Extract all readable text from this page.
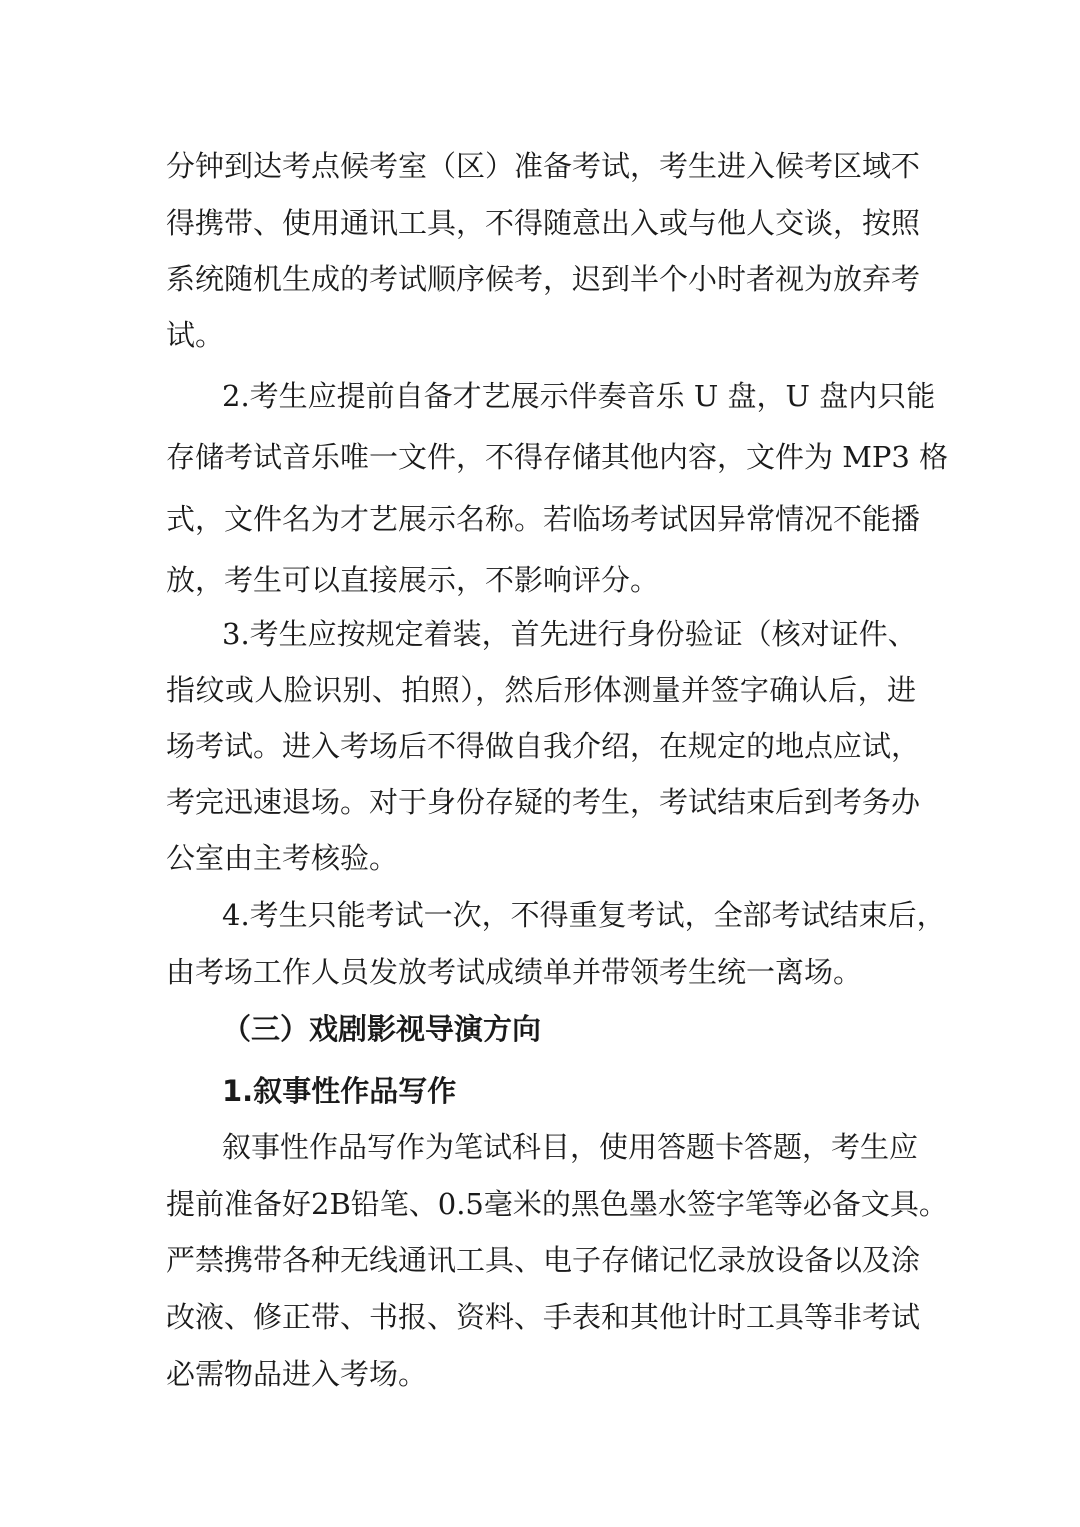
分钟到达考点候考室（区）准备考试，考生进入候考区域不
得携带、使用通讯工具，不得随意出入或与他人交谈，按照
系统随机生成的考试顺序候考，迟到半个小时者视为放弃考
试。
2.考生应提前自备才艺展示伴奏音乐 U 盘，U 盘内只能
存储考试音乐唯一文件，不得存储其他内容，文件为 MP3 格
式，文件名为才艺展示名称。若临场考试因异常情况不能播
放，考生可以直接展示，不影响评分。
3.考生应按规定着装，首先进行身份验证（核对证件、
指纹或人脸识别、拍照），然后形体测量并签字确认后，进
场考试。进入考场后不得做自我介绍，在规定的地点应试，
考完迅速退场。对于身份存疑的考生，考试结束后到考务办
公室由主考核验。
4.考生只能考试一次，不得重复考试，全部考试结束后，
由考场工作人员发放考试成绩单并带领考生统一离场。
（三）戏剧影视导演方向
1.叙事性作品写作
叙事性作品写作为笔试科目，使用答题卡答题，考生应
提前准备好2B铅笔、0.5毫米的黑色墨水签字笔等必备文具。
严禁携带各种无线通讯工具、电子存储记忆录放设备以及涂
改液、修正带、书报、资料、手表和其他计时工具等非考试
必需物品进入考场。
● ● ● ●
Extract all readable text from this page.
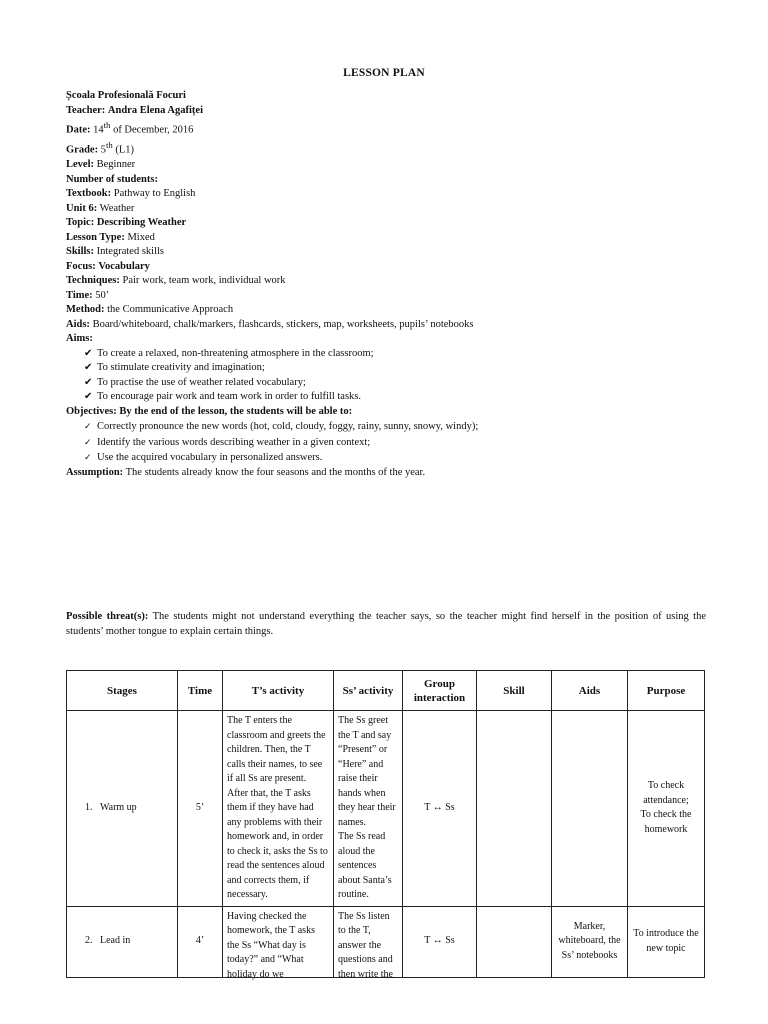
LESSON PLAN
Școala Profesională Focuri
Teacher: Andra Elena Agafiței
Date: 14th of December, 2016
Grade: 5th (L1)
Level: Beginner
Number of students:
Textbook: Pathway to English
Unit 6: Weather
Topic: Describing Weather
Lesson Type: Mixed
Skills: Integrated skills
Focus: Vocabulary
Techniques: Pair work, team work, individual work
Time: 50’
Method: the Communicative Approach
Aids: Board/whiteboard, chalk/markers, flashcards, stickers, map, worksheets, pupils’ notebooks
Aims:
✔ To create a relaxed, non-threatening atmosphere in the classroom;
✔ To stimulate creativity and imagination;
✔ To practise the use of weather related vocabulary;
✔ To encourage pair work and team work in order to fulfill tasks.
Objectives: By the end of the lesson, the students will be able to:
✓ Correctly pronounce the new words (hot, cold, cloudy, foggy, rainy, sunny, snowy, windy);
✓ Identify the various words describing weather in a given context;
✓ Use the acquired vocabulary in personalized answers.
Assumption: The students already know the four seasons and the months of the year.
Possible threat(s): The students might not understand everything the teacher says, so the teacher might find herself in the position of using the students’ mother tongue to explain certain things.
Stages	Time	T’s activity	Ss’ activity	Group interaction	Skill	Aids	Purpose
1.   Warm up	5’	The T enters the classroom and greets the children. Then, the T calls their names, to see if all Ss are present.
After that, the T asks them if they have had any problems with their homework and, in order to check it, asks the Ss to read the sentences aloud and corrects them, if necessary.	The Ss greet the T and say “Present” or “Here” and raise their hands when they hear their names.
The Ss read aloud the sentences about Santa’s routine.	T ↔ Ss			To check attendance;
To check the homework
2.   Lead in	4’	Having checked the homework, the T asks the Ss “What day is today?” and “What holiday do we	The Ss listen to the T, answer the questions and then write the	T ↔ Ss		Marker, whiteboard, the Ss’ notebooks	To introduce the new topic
● ● ● ●
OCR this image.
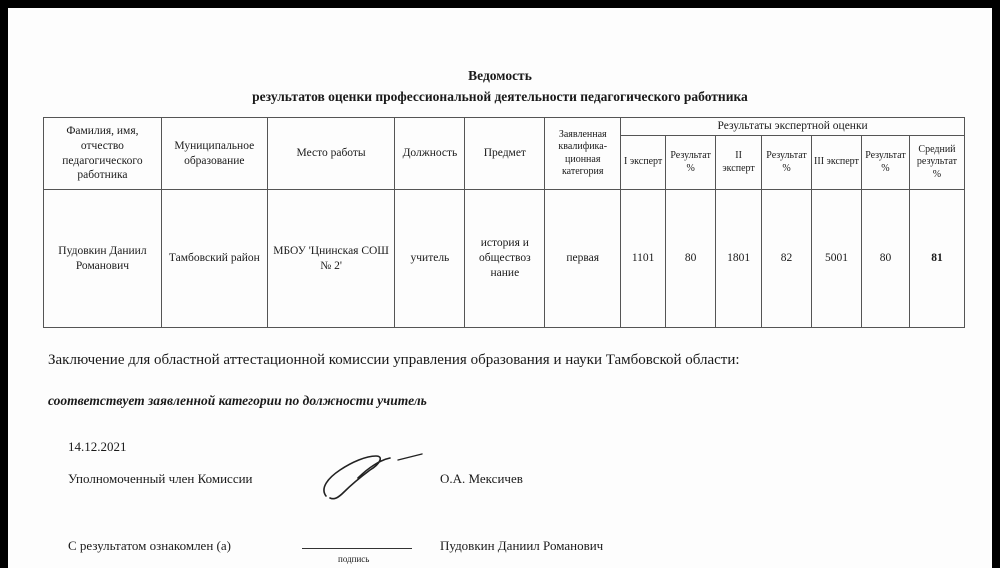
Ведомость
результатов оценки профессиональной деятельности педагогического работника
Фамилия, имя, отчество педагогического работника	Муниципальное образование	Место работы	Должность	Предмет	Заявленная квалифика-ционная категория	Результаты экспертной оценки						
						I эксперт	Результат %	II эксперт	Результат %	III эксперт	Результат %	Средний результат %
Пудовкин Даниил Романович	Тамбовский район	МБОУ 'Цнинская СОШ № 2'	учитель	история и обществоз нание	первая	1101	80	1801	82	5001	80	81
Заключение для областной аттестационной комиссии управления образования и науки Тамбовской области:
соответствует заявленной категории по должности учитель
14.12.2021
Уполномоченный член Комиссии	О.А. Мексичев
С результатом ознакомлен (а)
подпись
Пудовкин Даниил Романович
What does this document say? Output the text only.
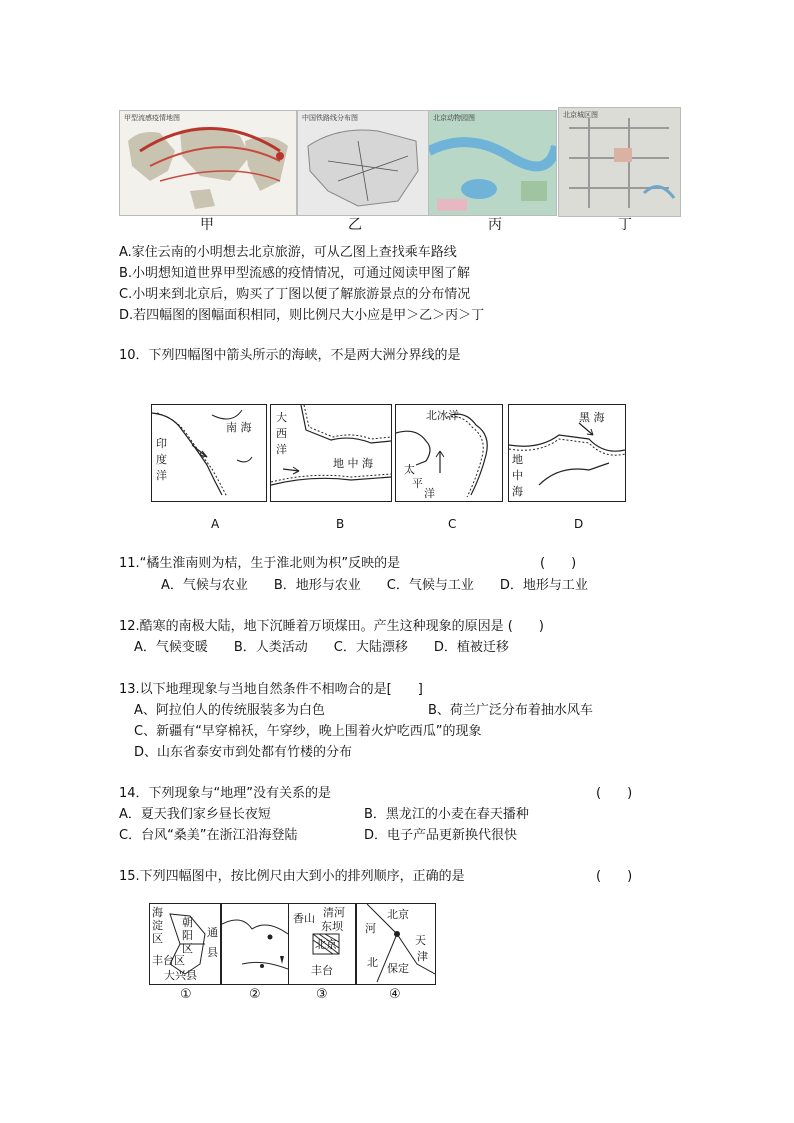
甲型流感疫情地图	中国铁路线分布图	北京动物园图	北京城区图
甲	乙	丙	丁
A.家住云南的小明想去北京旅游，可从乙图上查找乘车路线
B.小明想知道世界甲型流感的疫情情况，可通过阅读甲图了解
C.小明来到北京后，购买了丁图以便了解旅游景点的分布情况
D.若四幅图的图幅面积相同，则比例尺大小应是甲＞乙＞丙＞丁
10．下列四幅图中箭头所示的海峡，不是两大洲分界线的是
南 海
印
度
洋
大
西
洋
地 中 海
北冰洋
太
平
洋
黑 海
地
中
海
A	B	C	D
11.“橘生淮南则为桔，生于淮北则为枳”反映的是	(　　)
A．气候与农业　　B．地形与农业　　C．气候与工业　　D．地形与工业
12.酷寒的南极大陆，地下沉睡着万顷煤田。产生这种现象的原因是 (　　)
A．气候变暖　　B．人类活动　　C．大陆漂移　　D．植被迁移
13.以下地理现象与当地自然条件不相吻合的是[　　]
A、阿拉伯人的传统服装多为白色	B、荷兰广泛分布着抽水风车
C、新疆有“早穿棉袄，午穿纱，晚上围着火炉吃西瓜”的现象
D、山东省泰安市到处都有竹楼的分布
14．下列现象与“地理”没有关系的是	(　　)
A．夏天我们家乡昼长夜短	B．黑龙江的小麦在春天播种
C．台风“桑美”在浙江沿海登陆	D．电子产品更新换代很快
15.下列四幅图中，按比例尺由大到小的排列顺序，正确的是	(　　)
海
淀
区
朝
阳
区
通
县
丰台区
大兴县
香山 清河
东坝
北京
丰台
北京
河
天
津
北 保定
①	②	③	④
● ● ● ●
In the listing, find each line with the string "оценки" and copy it.

результатов оценки профессиональной деятельности педагогического работника
Фамилия, имя, отчество педагогического работника	Муниципальное образование	Место работы	Должность	Предмет	Заявленная квалифика-ционная категория	Результаты экспертной оценки						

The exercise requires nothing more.